# THE PROBLEM
Gather every line from the entries below that includes "logo".
• • • • • • •
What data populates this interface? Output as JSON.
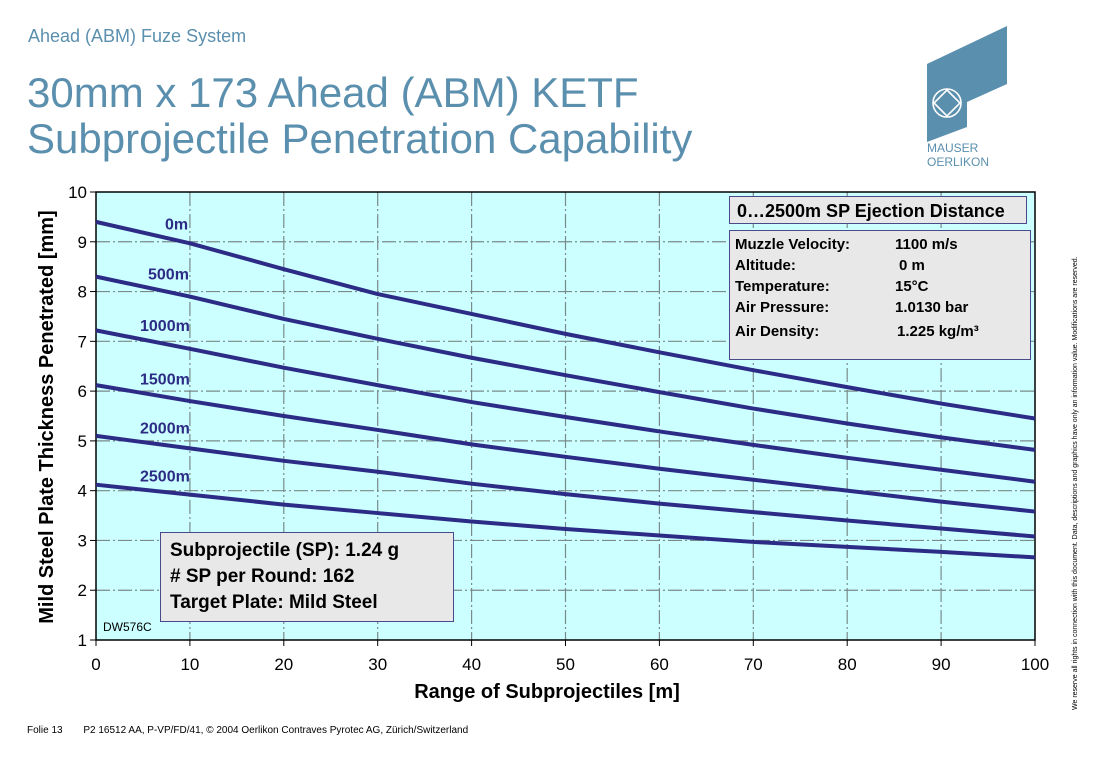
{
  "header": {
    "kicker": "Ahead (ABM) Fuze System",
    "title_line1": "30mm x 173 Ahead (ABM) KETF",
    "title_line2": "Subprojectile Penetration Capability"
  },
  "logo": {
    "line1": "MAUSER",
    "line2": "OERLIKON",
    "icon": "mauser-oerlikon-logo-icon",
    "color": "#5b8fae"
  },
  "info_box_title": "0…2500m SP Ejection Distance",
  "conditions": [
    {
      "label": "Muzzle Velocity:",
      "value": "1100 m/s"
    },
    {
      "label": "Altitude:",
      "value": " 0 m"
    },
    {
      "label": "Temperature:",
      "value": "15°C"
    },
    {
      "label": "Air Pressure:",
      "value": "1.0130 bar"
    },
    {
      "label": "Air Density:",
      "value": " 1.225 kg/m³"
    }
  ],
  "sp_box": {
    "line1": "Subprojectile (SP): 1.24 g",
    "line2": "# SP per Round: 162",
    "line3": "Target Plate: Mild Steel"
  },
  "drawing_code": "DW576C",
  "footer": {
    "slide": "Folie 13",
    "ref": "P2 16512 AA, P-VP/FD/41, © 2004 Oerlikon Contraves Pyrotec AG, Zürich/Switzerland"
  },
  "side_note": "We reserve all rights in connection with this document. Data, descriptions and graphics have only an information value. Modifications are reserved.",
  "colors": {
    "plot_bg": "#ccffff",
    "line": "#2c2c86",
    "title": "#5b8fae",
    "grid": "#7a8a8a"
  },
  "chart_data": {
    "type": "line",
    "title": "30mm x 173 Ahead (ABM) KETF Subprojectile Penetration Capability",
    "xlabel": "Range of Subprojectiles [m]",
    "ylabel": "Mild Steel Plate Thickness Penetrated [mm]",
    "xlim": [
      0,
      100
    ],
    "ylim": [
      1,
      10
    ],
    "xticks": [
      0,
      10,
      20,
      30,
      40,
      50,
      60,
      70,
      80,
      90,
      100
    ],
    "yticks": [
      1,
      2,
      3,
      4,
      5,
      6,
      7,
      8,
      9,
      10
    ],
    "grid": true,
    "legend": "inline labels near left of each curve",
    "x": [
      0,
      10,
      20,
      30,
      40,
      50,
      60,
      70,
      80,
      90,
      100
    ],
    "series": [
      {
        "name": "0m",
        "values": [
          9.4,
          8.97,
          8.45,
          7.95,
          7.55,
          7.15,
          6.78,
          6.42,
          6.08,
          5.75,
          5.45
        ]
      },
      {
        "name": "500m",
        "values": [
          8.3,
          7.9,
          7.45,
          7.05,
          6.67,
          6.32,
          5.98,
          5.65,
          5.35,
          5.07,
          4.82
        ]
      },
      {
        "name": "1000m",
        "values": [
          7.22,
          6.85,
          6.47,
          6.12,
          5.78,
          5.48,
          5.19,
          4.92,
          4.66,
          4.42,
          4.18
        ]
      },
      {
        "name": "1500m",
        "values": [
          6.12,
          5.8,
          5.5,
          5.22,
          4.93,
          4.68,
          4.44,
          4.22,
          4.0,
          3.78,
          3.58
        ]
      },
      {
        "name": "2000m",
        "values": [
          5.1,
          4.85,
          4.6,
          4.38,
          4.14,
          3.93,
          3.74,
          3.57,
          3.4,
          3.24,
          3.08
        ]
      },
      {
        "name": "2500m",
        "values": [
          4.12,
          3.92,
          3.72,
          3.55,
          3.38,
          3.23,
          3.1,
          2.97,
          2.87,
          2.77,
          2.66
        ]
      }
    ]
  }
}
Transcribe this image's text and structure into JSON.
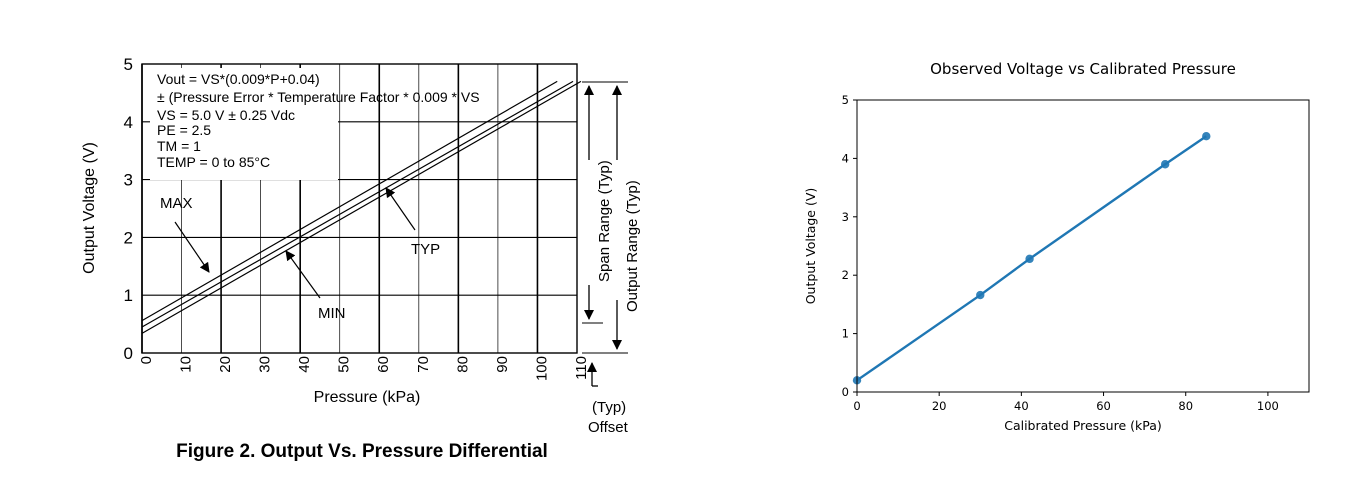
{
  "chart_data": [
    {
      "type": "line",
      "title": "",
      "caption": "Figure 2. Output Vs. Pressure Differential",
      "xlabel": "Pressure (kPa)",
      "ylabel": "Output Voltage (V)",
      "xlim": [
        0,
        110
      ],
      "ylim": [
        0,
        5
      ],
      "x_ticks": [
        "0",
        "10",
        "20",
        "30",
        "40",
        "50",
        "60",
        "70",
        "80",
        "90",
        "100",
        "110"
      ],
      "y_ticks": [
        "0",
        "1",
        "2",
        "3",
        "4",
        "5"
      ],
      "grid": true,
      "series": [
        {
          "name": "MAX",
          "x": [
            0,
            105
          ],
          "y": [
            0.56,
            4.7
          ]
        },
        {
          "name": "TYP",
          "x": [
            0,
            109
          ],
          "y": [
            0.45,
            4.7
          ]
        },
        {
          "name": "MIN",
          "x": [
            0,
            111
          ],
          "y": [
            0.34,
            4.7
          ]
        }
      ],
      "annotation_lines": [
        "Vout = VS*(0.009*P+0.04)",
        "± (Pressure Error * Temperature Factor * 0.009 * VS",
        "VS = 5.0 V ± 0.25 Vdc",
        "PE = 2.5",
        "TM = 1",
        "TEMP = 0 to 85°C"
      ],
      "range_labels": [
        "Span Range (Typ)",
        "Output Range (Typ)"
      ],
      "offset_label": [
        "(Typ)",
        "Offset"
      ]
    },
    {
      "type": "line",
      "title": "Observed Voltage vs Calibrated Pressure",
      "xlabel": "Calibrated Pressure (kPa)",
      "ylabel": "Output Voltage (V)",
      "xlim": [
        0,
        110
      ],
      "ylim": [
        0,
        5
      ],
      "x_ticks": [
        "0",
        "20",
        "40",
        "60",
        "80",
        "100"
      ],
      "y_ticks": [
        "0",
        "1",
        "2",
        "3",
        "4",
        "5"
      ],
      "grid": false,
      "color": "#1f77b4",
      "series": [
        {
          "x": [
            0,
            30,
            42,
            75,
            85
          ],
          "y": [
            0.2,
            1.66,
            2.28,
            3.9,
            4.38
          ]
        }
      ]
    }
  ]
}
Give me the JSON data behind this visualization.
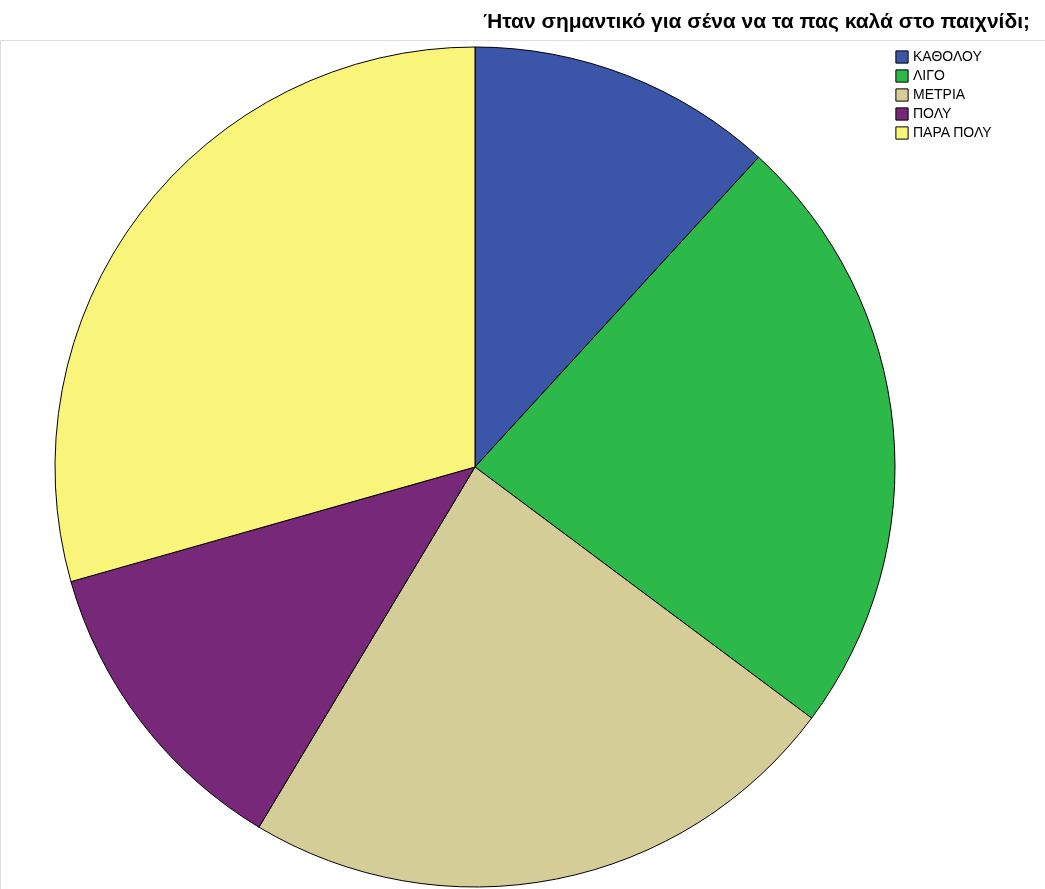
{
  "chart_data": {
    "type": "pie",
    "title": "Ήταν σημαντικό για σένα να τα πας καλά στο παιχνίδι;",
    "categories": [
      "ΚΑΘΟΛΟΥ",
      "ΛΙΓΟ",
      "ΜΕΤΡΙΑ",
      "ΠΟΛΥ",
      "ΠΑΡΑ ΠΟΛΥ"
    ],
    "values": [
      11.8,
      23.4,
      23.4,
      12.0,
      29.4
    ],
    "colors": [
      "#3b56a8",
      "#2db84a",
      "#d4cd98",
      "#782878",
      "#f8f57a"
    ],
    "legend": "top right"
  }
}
• • • • • • •
# TASK RESPONSE
  "logo": {
    "icon": "mauser-oerlikon-logo-icon",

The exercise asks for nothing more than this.